▸ MATERIAL:
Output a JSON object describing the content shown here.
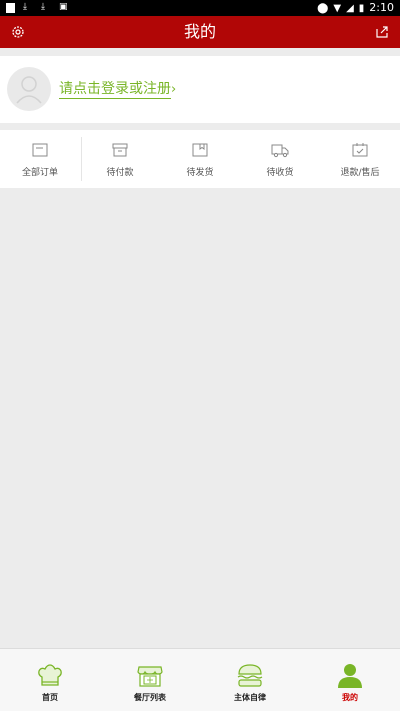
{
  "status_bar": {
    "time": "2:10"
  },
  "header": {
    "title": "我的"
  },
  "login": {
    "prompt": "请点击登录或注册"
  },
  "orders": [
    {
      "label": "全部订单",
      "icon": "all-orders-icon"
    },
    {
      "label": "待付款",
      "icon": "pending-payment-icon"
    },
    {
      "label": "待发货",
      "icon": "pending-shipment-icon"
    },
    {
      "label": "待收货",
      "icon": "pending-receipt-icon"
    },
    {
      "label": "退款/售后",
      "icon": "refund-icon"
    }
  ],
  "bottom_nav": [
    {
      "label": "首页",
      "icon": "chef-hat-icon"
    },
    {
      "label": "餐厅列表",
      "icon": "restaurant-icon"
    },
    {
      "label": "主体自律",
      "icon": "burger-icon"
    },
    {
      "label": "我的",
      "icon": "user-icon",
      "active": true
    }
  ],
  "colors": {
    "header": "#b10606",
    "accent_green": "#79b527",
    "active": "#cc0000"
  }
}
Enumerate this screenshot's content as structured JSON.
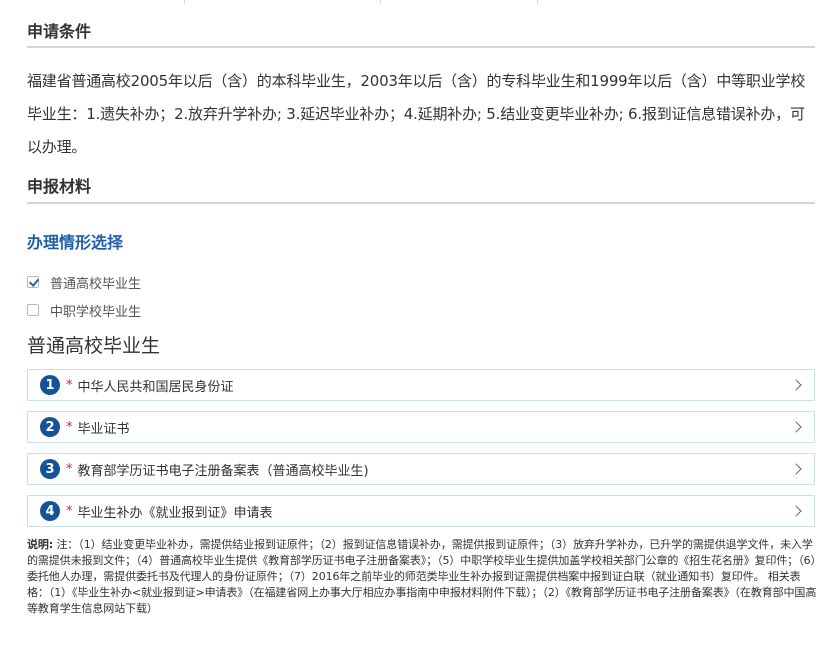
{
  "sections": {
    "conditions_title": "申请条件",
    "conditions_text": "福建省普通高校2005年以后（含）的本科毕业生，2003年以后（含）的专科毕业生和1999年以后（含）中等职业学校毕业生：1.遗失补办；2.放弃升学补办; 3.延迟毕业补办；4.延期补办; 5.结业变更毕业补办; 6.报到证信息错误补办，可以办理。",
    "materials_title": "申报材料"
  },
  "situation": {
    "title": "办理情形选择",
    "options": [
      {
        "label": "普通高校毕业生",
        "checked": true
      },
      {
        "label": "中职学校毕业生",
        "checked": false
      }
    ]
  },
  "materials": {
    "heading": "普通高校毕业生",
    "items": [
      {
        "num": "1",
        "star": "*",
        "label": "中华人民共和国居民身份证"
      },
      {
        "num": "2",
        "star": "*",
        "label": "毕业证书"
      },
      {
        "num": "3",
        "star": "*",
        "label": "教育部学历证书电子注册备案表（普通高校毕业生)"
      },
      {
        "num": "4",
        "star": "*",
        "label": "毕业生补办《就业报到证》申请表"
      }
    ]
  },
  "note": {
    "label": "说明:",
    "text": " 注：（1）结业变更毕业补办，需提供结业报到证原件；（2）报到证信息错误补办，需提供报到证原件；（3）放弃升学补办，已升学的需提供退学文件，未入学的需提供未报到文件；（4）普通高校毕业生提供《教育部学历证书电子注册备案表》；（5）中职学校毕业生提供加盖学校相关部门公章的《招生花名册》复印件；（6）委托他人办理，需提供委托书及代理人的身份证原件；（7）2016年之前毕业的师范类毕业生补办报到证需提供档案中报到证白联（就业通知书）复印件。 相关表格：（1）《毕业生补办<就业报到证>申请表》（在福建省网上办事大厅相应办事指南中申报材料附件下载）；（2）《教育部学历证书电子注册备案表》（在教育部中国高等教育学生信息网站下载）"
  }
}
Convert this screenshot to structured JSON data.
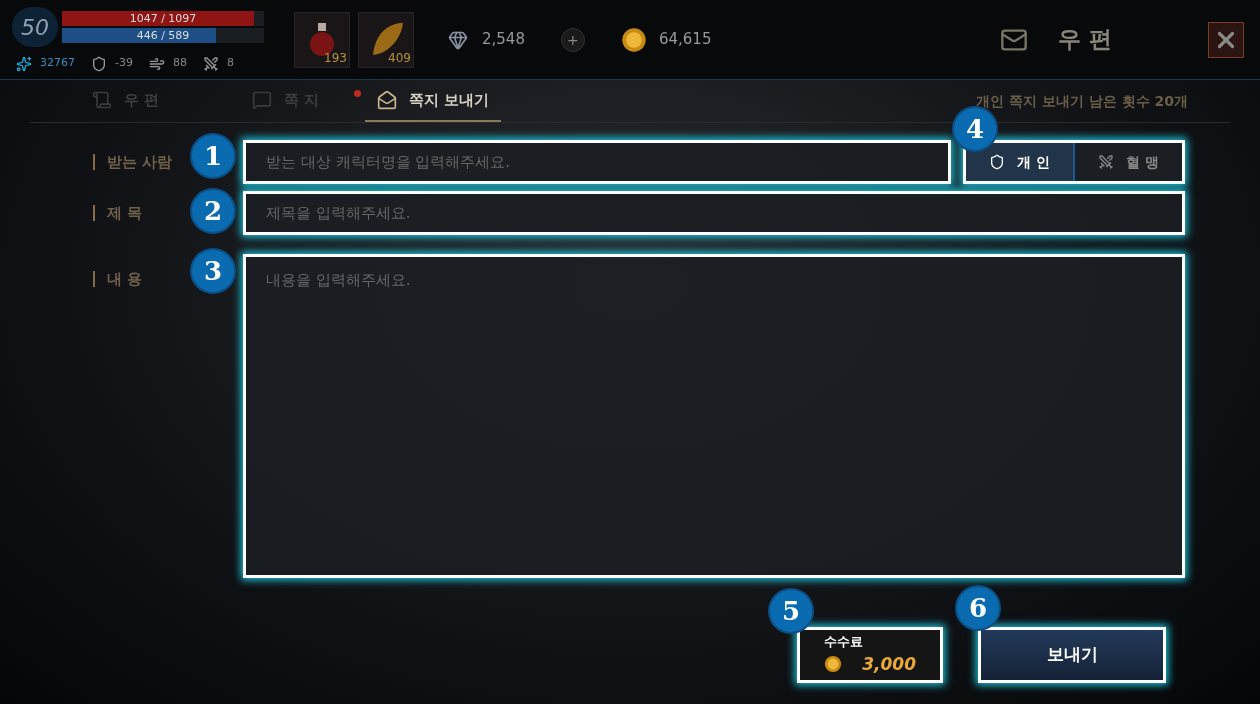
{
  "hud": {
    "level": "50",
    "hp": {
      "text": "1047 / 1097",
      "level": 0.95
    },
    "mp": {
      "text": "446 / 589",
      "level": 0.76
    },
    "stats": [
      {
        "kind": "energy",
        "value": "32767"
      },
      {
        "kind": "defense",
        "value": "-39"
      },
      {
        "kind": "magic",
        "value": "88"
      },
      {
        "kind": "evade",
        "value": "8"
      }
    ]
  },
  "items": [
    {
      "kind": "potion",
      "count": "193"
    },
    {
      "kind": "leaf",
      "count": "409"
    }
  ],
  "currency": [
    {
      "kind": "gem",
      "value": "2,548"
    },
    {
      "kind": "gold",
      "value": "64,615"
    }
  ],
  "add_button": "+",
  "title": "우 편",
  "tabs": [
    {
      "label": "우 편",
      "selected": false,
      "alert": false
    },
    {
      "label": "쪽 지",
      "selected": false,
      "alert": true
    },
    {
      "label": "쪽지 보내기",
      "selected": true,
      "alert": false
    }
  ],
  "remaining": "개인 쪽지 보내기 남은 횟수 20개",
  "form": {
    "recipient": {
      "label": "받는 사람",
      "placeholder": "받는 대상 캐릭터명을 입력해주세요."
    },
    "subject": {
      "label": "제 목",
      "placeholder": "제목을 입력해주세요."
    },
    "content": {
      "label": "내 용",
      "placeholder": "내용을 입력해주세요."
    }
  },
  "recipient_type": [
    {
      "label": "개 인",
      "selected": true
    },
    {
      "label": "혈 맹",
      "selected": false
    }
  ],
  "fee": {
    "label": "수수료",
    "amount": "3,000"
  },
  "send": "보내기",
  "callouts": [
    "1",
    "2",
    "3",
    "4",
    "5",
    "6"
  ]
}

▸ TASK DESCRIPTION: Collect each line holding the string "content".

▸ CORRECT OUTPUT:
Output a JSON object describing the content shown here.
Enumerate this screenshot's content as structured JSON.
    "content": {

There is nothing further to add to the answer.